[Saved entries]
────────────────────
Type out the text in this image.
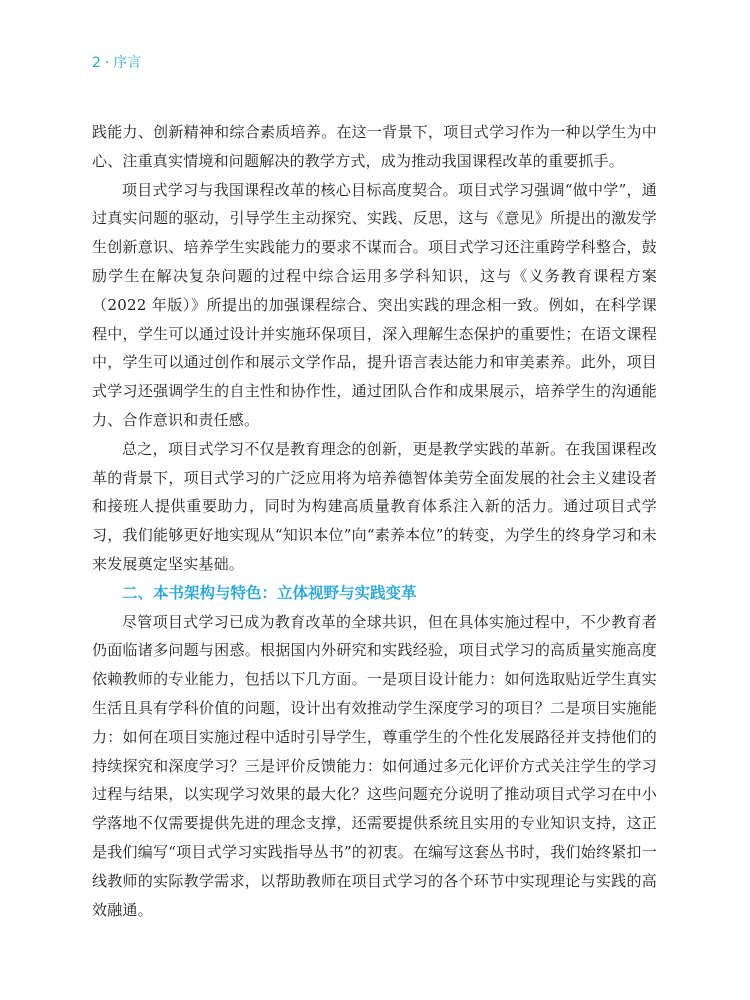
2 · 序言

践能力、创新精神和综合素质培养。在这一背景下，项目式学习作为一种以学生为中心、注重真实情境和问题解决的教学方式，成为推动我国课程改革的重要抓手。

项目式学习与我国课程改革的核心目标高度契合。项目式学习强调“做中学”，通过真实问题的驱动，引导学生主动探究、实践、反思，这与《意见》所提出的激发学生创新意识、培养学生实践能力的要求不谋而合。项目式学习还注重跨学科整合，鼓励学生在解决复杂问题的过程中综合运用多学科知识，这与《义务教育课程方案（2022 年版）》所提出的加强课程综合、突出实践的理念相一致。例如，在科学课程中，学生可以通过设计并实施环保项目，深入理解生态保护的重要性；在语文课程中，学生可以通过创作和展示文学作品，提升语言表达能力和审美素养。此外，项目式学习还强调学生的自主性和协作性，通过团队合作和成果展示，培养学生的沟通能力、合作意识和责任感。

总之，项目式学习不仅是教育理念的创新，更是教学实践的革新。在我国课程改革的背景下，项目式学习的广泛应用将为培养德智体美劳全面发展的社会主义建设者和接班人提供重要助力，同时为构建高质量教育体系注入新的活力。通过项目式学习，我们能够更好地实现从“知识本位”向“素养本位”的转变，为学生的终身学习和未来发展奠定坚实基础。

二、本书架构与特色：立体视野与实践变革

尽管项目式学习已成为教育改革的全球共识，但在具体实施过程中，不少教育者仍面临诸多问题与困惑。根据国内外研究和实践经验，项目式学习的高质量实施高度依赖教师的专业能力，包括以下几方面。一是项目设计能力：如何选取贴近学生真实生活且具有学科价值的问题，设计出有效推动学生深度学习的项目？二是项目实施能力：如何在项目实施过程中适时引导学生，尊重学生的个性化发展路径并支持他们的持续探究和深度学习？三是评价反馈能力：如何通过多元化评价方式关注学生的学习过程与结果，以实现学习效果的最大化？这些问题充分说明了推动项目式学习在中小学落地不仅需要提供先进的理念支撑，还需要提供系统且实用的专业知识支持，这正是我们编写“项目式学习实践指导丛书”的初衷。在编写这套丛书时，我们始终紧扣一线教师的实际教学需求，以帮助教师在项目式学习的各个环节中实现理论与实践的高效融通。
────────────────────
*Challenge*. Write out all the entries exactly, except for the pictures.

*Written answer*.
Type out the text in this image.
2 · 序言

践能力、创新精神和综合素质培养。在这一背景下，项目式学习作为一种以学生为中心、注重真实情境和问题解决的教学方式，成为推动我国课程改革的重要抓手。

项目式学习与我国课程改革的核心目标高度契合。项目式学习强调“做中学”，通过真实问题的驱动，引导学生主动探究、实践、反思，这与《意见》所提出的激发学生创新意识、培养学生实践能力的要求不谋而合。项目式学习还注重跨学科整合，鼓励学生在解决复杂问题的过程中综合运用多学科知识，这与《义务教育课程方案（2022 年版）》所提出的加强课程综合、突出实践的理念相一致。例如，在科学课程中，学生可以通过设计并实施环保项目，深入理解生态保护的重要性；在语文课程中，学生可以通过创作和展示文学作品，提升语言表达能力和审美素养。此外，项目式学习还强调学生的自主性和协作性，通过团队合作和成果展示，培养学生的沟通能力、合作意识和责任感。

总之，项目式学习不仅是教育理念的创新，更是教学实践的革新。在我国课程改革的背景下，项目式学习的广泛应用将为培养德智体美劳全面发展的社会主义建设者和接班人提供重要助力，同时为构建高质量教育体系注入新的活力。通过项目式学习，我们能够更好地实现从“知识本位”向“素养本位”的转变，为学生的终身学习和未来发展奠定坚实基础。

二、本书架构与特色：立体视野与实践变革

尽管项目式学习已成为教育改革的全球共识，但在具体实施过程中，不少教育者仍面临诸多问题与困惑。根据国内外研究和实践经验，项目式学习的高质量实施高度依赖教师的专业能力，包括以下几方面。一是项目设计能力：如何选取贴近学生真实生活且具有学科价值的问题，设计出有效推动学生深度学习的项目？二是项目实施能力：如何在项目实施过程中适时引导学生，尊重学生的个性化发展路径并支持他们的持续探究和深度学习？三是评价反馈能力：如何通过多元化评价方式关注学生的学习过程与结果，以实现学习效果的最大化？这些问题充分说明了推动项目式学习在中小学落地不仅需要提供先进的理念支撑，还需要提供系统且实用的专业知识支持，这正是我们编写“项目式学习实践指导丛书”的初衷。在编写这套丛书时，我们始终紧扣一线教师的实际教学需求，以帮助教师在项目式学习的各个环节中实现理论与实践的高效融通。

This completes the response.